**What you should do**
Convert every line of the records below into a Markdown table with the columns "Row" and "Line", numbering each row in sequence and omitting any blank lines.
* * * *
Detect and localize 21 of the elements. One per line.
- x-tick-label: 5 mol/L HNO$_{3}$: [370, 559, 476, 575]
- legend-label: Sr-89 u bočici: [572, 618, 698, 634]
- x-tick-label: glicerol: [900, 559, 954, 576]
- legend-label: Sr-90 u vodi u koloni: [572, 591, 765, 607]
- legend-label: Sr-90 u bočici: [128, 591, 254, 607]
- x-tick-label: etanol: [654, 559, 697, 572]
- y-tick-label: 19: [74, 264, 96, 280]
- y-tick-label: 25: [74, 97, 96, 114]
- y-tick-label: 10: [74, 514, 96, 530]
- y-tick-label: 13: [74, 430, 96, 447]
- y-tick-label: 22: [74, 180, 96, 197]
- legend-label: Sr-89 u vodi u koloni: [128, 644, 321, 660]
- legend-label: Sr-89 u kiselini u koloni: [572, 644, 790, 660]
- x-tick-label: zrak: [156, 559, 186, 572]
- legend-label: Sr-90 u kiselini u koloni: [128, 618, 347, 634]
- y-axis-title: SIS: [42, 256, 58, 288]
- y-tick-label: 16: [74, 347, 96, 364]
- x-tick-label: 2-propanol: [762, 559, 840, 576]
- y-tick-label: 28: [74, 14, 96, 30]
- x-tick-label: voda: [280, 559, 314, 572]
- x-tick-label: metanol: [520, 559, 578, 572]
* * * *
**Task result**
| Row | Line |
|---|---|
| 1 | Detect and localize 21 of the elements. One per line. |
| 2 | - x-tick-label: 5 mol/L HNO$_{3}$: [370, 559, 476, 575] |
| 3 | - legend-label: Sr-89 u bočici: [572, 618, 698, 634] |
| 4 | - x-tick-label: glicerol: [900, 559, 954, 576] |
| 5 | - legend-label: Sr-90 u vodi u koloni: [572, 591, 765, 607] |
| 6 | - legend-label: Sr-90 u bočici: [128, 591, 254, 607] |
| 7 | - x-tick-label: etanol: [654, 559, 697, 572] |
| 8 | - y-tick-label: 19: [74, 264, 96, 280] |
| 9 | - y-tick-label: 25: [74, 97, 96, 114] |
| 10 | - y-tick-label: 10: [74, 514, 96, 530] |
| 11 | - y-tick-label: 13: [74, 430, 96, 447] |
| 12 | - y-tick-label: 22: [74, 180, 96, 197] |
| 13 | - legend-label: Sr-89 u vodi u koloni: [128, 644, 321, 660] |
| 14 | - legend-label: Sr-89 u kiselini u koloni: [572, 644, 790, 660] |
| 15 | - x-tick-label: zrak: [156, 559, 186, 572] |
| 16 | - legend-label: Sr-90 u kiselini u koloni: [128, 618, 347, 634] |
| 17 | - y-axis-title: SIS: [42, 256, 58, 288] |
| 18 | - y-tick-label: 16: [74, 347, 96, 364] |
| 19 | - x-tick-label: 2-propanol: [762, 559, 840, 576] |
| 20 | - y-tick-label: 28: [74, 14, 96, 30] |
| 21 | - x-tick-label: voda: [280, 559, 314, 572] |
| 22 | - x-tick-label: metanol: [520, 559, 578, 572] |